## Aim of the exercise
Tally the lines of the data that include the word "JSON" and state the total, nothing else.
+-------+
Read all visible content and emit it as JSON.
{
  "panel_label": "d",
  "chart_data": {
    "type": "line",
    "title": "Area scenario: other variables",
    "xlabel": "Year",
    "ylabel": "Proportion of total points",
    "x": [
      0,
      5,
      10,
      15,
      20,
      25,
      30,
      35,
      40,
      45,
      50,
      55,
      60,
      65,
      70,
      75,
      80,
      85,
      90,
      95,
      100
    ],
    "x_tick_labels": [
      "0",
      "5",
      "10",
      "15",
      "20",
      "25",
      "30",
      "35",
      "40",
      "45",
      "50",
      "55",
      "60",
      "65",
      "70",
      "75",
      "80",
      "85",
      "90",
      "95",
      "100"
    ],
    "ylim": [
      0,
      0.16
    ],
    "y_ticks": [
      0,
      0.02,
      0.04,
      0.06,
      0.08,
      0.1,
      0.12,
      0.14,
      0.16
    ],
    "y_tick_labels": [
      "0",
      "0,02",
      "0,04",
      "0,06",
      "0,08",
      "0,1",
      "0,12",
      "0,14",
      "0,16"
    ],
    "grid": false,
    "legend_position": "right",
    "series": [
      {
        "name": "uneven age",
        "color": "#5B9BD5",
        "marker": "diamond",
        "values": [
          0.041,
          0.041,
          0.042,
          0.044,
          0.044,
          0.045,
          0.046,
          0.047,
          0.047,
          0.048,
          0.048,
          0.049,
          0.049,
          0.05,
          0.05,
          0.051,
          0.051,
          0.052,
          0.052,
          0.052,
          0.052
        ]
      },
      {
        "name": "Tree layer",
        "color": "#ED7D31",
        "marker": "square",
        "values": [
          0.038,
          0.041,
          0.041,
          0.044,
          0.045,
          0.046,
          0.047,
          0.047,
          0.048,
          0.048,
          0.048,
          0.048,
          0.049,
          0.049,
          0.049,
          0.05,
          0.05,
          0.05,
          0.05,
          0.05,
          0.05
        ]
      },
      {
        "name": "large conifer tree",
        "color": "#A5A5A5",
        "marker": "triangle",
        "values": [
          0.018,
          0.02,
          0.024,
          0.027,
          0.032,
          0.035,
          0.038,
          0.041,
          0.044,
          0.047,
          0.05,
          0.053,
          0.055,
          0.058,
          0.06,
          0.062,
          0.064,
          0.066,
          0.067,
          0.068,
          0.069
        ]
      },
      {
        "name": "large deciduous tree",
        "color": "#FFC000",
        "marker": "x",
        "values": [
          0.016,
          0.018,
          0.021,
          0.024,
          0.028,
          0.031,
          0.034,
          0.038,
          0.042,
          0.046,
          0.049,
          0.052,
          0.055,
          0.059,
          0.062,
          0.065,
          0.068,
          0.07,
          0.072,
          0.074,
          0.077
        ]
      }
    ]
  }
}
+-------+
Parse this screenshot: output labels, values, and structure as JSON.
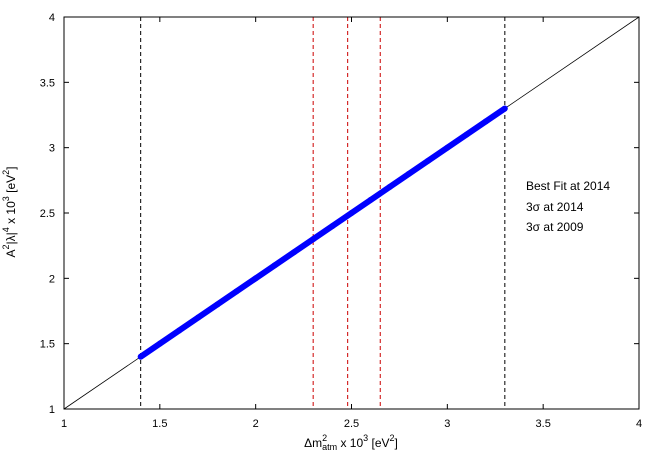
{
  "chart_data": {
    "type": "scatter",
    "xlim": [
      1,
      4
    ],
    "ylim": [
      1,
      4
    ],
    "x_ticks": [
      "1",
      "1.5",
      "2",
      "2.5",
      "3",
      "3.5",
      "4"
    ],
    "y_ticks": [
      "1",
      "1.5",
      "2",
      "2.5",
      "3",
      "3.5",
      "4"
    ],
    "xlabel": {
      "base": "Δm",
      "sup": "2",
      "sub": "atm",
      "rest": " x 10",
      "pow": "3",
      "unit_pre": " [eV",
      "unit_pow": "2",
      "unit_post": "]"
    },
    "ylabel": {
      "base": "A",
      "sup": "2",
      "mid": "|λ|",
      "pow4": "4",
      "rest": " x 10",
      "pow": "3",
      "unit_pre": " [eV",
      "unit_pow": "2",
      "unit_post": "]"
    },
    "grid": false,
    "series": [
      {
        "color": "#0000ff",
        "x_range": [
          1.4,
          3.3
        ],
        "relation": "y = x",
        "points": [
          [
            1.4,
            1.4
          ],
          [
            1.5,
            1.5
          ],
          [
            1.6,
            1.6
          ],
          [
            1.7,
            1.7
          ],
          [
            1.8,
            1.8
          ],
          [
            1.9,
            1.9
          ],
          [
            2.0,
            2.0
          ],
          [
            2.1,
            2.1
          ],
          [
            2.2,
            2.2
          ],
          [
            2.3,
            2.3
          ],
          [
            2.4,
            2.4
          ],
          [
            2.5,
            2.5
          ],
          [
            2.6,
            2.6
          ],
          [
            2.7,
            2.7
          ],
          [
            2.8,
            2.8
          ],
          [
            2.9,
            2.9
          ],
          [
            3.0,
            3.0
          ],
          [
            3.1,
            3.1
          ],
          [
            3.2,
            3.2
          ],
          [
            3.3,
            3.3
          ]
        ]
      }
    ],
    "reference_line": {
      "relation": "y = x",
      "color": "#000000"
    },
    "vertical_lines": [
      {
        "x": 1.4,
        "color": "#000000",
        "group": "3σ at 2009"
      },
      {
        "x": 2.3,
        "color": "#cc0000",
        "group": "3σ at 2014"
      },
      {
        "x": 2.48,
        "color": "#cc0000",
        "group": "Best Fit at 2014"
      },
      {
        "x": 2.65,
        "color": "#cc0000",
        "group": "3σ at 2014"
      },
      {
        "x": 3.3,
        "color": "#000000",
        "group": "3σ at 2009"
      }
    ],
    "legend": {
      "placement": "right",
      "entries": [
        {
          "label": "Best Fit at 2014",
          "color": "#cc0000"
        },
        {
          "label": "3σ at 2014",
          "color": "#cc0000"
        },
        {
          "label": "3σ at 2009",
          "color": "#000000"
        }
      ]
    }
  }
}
+-------+
## Exercise solution
2